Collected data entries
◇ ◇ ◇

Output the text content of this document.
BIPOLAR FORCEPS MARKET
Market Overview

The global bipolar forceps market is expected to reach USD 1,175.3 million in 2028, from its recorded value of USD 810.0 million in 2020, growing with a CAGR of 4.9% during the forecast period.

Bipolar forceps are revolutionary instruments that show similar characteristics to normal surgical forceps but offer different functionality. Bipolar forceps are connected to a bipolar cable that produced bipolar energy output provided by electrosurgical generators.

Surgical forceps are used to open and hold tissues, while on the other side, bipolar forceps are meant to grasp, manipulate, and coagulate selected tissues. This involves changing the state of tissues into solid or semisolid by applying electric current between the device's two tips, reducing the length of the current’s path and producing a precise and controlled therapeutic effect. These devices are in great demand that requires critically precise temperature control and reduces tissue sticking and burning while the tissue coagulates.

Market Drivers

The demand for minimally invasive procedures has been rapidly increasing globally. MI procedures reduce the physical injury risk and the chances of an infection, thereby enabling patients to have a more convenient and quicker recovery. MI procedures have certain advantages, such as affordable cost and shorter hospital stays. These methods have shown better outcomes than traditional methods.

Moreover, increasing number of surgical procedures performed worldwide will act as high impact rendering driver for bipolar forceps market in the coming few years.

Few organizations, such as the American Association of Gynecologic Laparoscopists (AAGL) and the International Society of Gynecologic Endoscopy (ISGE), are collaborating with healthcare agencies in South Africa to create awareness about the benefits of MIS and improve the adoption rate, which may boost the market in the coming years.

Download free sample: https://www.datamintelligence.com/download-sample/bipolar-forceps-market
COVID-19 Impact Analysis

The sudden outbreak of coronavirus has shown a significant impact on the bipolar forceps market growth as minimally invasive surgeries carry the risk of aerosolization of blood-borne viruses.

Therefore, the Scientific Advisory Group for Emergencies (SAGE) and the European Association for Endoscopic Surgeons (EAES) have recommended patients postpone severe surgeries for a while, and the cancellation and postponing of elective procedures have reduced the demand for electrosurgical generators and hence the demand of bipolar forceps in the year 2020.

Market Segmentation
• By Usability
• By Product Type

◇ ◇ ◇

**What to do**
Each record is to be repeated exactly.

**Task output**
Output the text content of this document.
BIPOLAR FORCEPS MARKET
Market Overview

The global bipolar forceps market is expected to reach USD 1,175.3 million in 2028, from its recorded value of USD 810.0 million in 2020, growing with a CAGR of 4.9% during the forecast period.

Bipolar forceps are revolutionary instruments that show similar characteristics to normal surgical forceps but offer different functionality. Bipolar forceps are connected to a bipolar cable that produced bipolar energy output provided by electrosurgical generators.

Surgical forceps are used to open and hold tissues, while on the other side, bipolar forceps are meant to grasp, manipulate, and coagulate selected tissues. This involves changing the state of tissues into solid or semisolid by applying electric current between the device's two tips, reducing the length of the current’s path and producing a precise and controlled therapeutic effect. These devices are in great demand that requires critically precise temperature control and reduces tissue sticking and burning while the tissue coagulates.

Market Drivers

The demand for minimally invasive procedures has been rapidly increasing globally. MI procedures reduce the physical injury risk and the chances of an infection, thereby enabling patients to have a more convenient and quicker recovery. MI procedures have certain advantages, such as affordable cost and shorter hospital stays. These methods have shown better outcomes than traditional methods.

Moreover, increasing number of surgical procedures performed worldwide will act as high impact rendering driver for bipolar forceps market in the coming few years.

Few organizations, such as the American Association of Gynecologic Laparoscopists (AAGL) and the International Society of Gynecologic Endoscopy (ISGE), are collaborating with healthcare agencies in South Africa to create awareness about the benefits of MIS and improve the adoption rate, which may boost the market in the coming years.

Download free sample: https://www.datamintelligence.com/download-sample/bipolar-forceps-market
COVID-19 Impact Analysis

The sudden outbreak of coronavirus has shown a significant impact on the bipolar forceps market growth as minimally invasive surgeries carry the risk of aerosolization of blood-borne viruses.

Therefore, the Scientific Advisory Group for Emergencies (SAGE) and the European Association for Endoscopic Surgeons (EAES) have recommended patients postpone severe surgeries for a while, and the cancellation and postponing of elective procedures have reduced the demand for electrosurgical generators and hence the demand of bipolar forceps in the year 2020.

Market Segmentation
• By Usability
• By Product Type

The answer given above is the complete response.